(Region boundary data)
************
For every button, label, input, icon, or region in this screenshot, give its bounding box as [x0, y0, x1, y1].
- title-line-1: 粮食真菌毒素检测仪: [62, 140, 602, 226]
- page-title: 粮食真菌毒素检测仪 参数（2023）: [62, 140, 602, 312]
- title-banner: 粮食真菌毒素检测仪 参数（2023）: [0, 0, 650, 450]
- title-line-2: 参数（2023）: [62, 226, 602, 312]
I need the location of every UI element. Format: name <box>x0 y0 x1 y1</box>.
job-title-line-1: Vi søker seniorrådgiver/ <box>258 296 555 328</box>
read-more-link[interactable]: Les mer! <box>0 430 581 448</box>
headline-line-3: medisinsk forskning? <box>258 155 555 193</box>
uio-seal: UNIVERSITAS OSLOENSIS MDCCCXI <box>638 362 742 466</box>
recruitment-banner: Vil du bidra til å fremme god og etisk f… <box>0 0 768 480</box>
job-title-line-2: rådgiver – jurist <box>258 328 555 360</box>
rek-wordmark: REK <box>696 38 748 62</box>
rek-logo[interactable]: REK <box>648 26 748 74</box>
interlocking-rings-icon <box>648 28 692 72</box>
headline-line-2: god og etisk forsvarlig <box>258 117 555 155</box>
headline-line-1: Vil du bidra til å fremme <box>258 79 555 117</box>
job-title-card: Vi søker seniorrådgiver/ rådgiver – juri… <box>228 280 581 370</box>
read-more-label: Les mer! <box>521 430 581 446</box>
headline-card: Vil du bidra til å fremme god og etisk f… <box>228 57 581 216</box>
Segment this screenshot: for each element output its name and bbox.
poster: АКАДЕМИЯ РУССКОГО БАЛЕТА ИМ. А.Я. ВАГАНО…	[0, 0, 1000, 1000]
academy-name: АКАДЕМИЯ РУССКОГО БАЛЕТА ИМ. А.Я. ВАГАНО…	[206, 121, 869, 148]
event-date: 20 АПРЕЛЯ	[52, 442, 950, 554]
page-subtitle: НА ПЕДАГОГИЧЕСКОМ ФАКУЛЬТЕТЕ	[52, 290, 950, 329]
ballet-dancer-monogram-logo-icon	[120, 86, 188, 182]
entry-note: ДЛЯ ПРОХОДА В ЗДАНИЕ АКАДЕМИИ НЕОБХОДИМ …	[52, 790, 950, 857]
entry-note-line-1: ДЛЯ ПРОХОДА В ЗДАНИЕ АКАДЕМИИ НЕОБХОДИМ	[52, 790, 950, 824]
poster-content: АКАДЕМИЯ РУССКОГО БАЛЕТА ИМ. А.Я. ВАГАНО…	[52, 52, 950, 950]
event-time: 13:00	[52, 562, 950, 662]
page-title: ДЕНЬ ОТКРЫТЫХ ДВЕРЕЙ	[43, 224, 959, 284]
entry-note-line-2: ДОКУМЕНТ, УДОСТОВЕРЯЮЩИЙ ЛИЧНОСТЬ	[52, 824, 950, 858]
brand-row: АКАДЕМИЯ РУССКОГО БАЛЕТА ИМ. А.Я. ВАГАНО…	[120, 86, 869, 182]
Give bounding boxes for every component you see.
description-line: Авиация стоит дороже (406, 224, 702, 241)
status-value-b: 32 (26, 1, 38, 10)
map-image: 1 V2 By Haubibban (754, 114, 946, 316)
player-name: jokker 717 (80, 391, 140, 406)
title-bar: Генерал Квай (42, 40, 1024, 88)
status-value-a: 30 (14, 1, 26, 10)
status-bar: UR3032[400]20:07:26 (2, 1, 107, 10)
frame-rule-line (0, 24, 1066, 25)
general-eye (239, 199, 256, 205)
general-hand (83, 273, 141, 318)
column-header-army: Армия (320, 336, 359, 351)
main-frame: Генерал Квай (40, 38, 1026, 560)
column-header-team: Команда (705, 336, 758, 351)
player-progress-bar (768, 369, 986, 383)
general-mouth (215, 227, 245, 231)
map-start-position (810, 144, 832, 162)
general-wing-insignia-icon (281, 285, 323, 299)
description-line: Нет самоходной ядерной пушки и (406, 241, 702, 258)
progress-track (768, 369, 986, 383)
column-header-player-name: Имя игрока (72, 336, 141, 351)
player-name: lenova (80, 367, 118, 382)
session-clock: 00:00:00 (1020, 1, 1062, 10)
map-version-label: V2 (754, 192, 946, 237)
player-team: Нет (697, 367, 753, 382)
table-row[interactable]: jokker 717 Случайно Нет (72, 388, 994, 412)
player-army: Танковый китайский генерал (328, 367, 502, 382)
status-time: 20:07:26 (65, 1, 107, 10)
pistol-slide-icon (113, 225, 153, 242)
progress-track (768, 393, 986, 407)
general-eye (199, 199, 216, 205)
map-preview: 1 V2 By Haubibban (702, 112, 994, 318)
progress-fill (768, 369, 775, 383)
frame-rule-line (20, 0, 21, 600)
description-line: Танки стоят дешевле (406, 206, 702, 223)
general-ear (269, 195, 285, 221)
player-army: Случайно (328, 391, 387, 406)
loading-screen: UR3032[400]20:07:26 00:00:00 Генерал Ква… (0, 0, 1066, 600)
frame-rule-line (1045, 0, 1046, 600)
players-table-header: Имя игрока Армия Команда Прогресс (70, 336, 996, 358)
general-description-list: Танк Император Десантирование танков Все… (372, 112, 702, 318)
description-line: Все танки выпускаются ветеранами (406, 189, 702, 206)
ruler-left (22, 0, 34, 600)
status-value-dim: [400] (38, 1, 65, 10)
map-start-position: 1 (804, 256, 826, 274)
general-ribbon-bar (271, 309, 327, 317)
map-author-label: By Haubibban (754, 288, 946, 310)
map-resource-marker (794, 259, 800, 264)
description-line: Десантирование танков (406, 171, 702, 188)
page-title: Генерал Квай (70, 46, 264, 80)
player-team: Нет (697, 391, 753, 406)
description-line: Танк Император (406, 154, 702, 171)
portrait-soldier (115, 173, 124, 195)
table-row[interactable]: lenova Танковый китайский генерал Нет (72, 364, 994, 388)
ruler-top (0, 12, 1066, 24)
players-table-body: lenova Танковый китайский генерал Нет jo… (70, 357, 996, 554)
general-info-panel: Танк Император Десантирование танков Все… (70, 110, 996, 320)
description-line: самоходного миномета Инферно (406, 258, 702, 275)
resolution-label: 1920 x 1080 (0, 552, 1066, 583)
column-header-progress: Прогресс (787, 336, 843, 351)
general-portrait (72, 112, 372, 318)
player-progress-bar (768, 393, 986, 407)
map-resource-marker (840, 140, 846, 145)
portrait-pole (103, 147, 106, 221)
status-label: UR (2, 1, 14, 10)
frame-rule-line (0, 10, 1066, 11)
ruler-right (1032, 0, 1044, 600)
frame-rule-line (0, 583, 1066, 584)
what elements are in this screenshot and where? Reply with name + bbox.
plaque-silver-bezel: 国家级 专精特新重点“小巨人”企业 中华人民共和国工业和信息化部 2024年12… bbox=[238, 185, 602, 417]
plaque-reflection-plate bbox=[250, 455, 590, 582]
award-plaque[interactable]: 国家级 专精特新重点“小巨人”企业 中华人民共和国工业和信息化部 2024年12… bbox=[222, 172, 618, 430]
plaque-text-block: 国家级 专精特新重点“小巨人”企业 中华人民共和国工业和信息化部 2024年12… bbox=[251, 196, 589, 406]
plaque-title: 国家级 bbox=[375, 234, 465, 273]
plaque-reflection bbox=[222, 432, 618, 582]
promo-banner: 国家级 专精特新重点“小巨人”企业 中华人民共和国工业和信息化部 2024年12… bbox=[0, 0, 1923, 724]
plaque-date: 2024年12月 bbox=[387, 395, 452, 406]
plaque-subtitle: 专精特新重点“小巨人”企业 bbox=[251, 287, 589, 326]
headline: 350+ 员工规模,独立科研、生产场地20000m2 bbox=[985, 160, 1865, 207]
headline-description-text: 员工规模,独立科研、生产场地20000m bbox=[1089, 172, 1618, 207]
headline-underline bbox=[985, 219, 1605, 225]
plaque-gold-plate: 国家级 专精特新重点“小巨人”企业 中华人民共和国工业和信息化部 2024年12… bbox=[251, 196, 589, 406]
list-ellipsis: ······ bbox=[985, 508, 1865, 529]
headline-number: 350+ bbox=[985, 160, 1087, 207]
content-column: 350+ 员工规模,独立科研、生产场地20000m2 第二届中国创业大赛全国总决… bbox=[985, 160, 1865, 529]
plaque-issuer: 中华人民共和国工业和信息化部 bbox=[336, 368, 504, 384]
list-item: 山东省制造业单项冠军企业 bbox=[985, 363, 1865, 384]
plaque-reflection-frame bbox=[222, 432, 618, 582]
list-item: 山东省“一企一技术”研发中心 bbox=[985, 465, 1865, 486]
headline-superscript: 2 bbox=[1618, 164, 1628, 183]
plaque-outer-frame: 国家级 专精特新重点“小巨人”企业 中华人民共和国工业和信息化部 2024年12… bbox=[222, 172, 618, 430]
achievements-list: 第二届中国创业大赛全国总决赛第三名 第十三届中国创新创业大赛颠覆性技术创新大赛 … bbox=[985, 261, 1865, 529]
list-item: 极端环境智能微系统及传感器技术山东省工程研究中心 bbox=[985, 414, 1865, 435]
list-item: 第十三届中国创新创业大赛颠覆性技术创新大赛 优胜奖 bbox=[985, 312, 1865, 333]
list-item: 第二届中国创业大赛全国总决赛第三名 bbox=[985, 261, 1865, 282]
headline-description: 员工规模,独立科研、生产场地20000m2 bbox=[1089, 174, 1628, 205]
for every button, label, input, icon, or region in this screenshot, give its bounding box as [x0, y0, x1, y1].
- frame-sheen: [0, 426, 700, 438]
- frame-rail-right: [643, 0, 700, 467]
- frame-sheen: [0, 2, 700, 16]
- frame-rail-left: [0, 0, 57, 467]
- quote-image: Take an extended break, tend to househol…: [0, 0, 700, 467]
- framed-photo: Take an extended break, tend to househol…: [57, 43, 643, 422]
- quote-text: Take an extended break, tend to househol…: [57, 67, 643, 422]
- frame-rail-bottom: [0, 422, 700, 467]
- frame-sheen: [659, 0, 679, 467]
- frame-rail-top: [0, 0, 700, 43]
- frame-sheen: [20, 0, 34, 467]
************
▶ Problem
Swap "job-title-line" for "role-title-line" in the entries, from the first line up to and including the line with "headline-line-1: Vil du". Give back only those lines, with nothing else changed.

▶ Solution for this exercise
For every button, label, input, icon, or region in this screenshot, give its bounding box as [x0, y0, x1, y1].
- title-line-1: 粮食真菌毒素检测仪: [62, 140, 602, 226]
- page-title: 粮食真菌毒素检测仪 参数（2023）: [62, 140, 602, 312]
- title-banner: 粮食真菌毒素检测仪 参数（2023）: [0, 0, 650, 450]
- title-line-2: 参数（2023）: [62, 226, 602, 312]
I need the location of every UI element. Format: name <box>x0 y0 x1 y1</box>.
role-title-line-1: Vi søker seniorrådgiver/ <box>258 296 555 328</box>
read-more-link[interactable]: Les mer! <box>0 430 581 448</box>
headline-line-3: medisinsk forskning? <box>258 155 555 193</box>
uio-seal: UNIVERSITAS OSLOENSIS MDCCCXI <box>638 362 742 466</box>
recruitment-banner: Vil du bidra til å fremme god og etisk f… <box>0 0 768 480</box>
role-title-line-2: rådgiver – jurist <box>258 328 555 360</box>
rek-wordmark: REK <box>696 38 748 62</box>
rek-logo[interactable]: REK <box>648 26 748 74</box>
interlocking-rings-icon <box>648 28 692 72</box>
headline-line-2: god og etisk forsvarlig <box>258 117 555 155</box>
headline-line-1: Vil du bidra til å fremme <box>258 79 555 117</box>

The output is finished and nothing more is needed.